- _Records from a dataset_

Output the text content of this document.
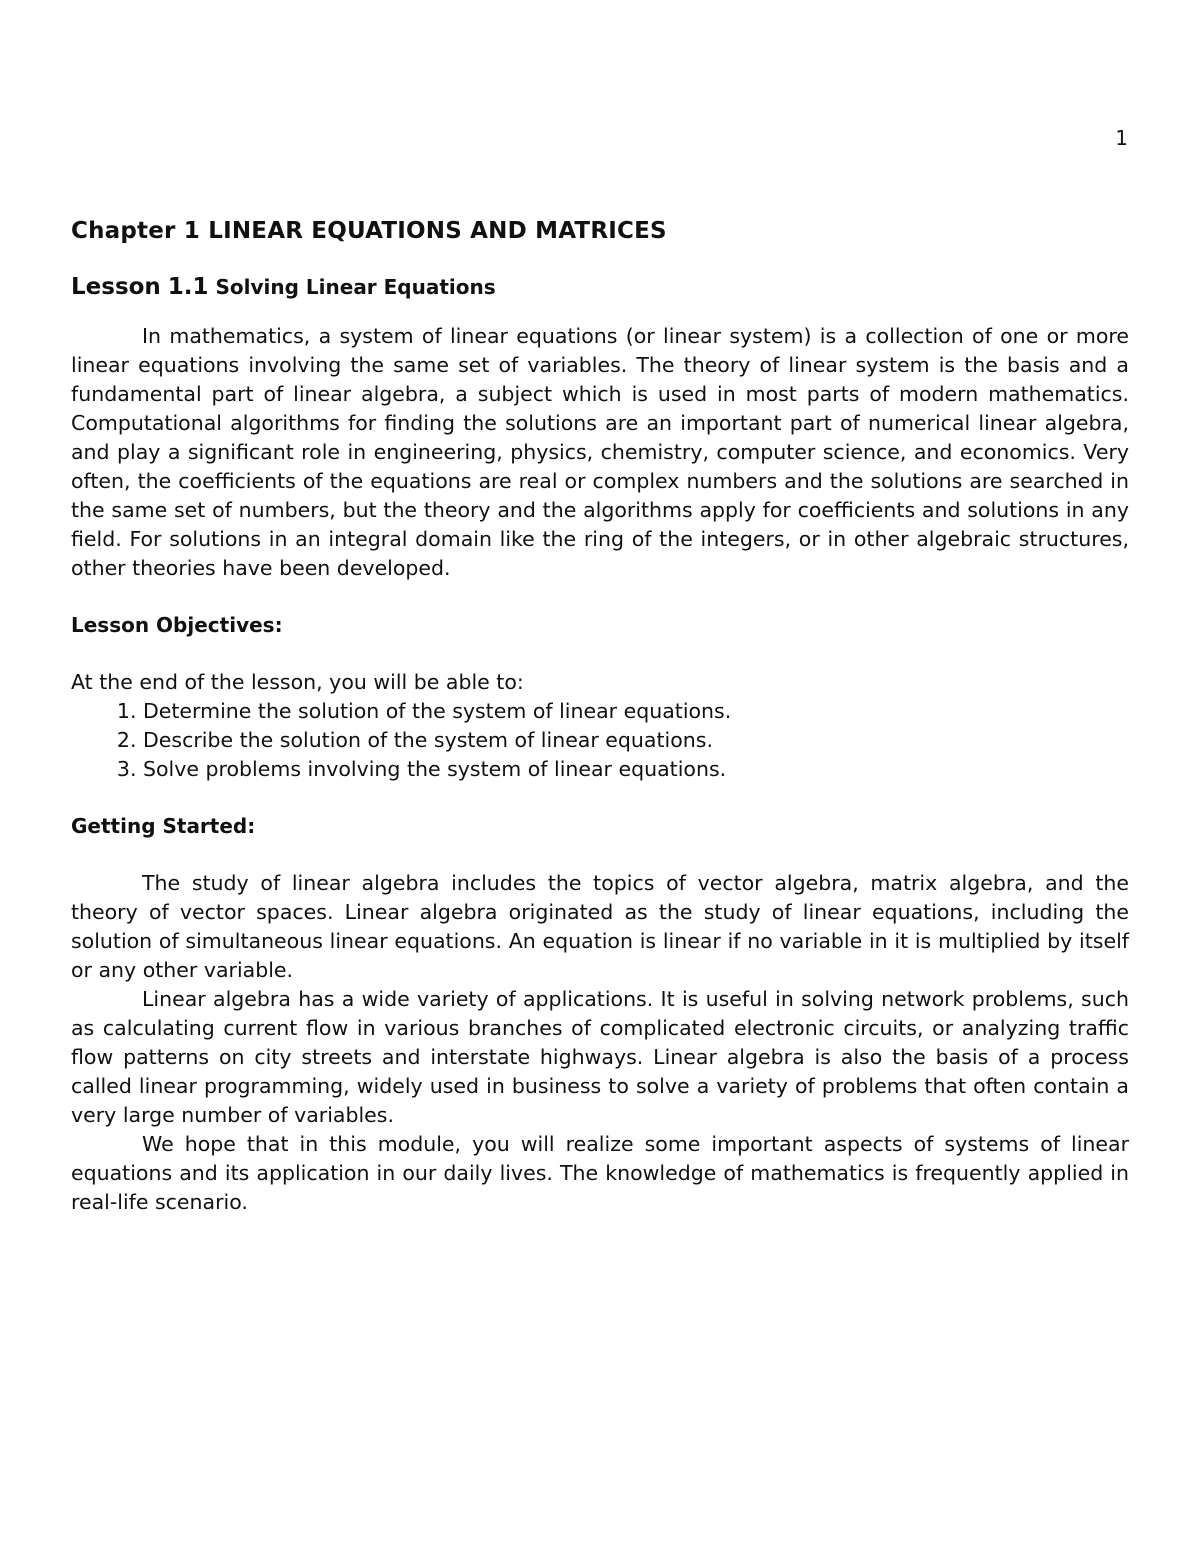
1
Chapter 1 LINEAR EQUATIONS AND MATRICES
Lesson 1.1 Solving Linear Equations

In mathematics, a system of linear equations (or linear system) is a collection of one or more linear equations involving the same set of variables. The theory of linear system is the basis and a fundamental part of linear algebra, a subject which is used in most parts of modern mathematics. Computational algorithms for finding the solutions are an important part of numerical linear algebra, and play a significant role in engineering, physics, chemistry, computer science, and economics. Very often, the coefficients of the equations are real or complex numbers and the solutions are searched in the same set of numbers, but the theory and the algorithms apply for coefficients and solutions in any field. For solutions in an integral domain like the ring of the integers, or in other algebraic structures, other theories have been developed.

Lesson Objectives:

At the end of the lesson, you will be able to:

1. Determine the solution of the system of linear equations.
2. Describe the solution of the system of linear equations.
3. Solve problems involving the system of linear equations.
Getting Started:

The study of linear algebra includes the topics of vector algebra, matrix algebra, and the theory of vector spaces. Linear algebra originated as the study of linear equations, including the solution of simultaneous linear equations. An equation is linear if no variable in it is multiplied by itself or any other variable.

Linear algebra has a wide variety of applications. It is useful in solving network problems, such as calculating current flow in various branches of complicated electronic circuits, or analyzing traffic flow patterns on city streets and interstate highways. Linear algebra is also the basis of a process called linear programming, widely used in business to solve a variety of problems that often contain a very large number of variables.

We hope that in this module, you will realize some important aspects of systems of linear equations and its application in our daily lives. The knowledge of mathematics is frequently applied in real-life scenario.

- _Work instructions_
Output the data above without changes, apart from leaving out the pictures.

- _Result of this task_
Output the text content of this document.
1
Chapter 1 LINEAR EQUATIONS AND MATRICES
Lesson 1.1 Solving Linear Equations

In mathematics, a system of linear equations (or linear system) is a collection of one or more linear equations involving the same set of variables. The theory of linear system is the basis and a fundamental part of linear algebra, a subject which is used in most parts of modern mathematics. Computational algorithms for finding the solutions are an important part of numerical linear algebra, and play a significant role in engineering, physics, chemistry, computer science, and economics. Very often, the coefficients of the equations are real or complex numbers and the solutions are searched in the same set of numbers, but the theory and the algorithms apply for coefficients and solutions in any field. For solutions in an integral domain like the ring of the integers, or in other algebraic structures, other theories have been developed.

Lesson Objectives:

At the end of the lesson, you will be able to:

1. Determine the solution of the system of linear equations.
2. Describe the solution of the system of linear equations.
3. Solve problems involving the system of linear equations.
Getting Started:

The study of linear algebra includes the topics of vector algebra, matrix algebra, and the theory of vector spaces. Linear algebra originated as the study of linear equations, including the solution of simultaneous linear equations. An equation is linear if no variable in it is multiplied by itself or any other variable.

Linear algebra has a wide variety of applications. It is useful in solving network problems, such as calculating current flow in various branches of complicated electronic circuits, or analyzing traffic flow patterns on city streets and interstate highways. Linear algebra is also the basis of a process called linear programming, widely used in business to solve a variety of problems that often contain a very large number of variables.

We hope that in this module, you will realize some important aspects of systems of linear equations and its application in our daily lives. The knowledge of mathematics is frequently applied in real-life scenario.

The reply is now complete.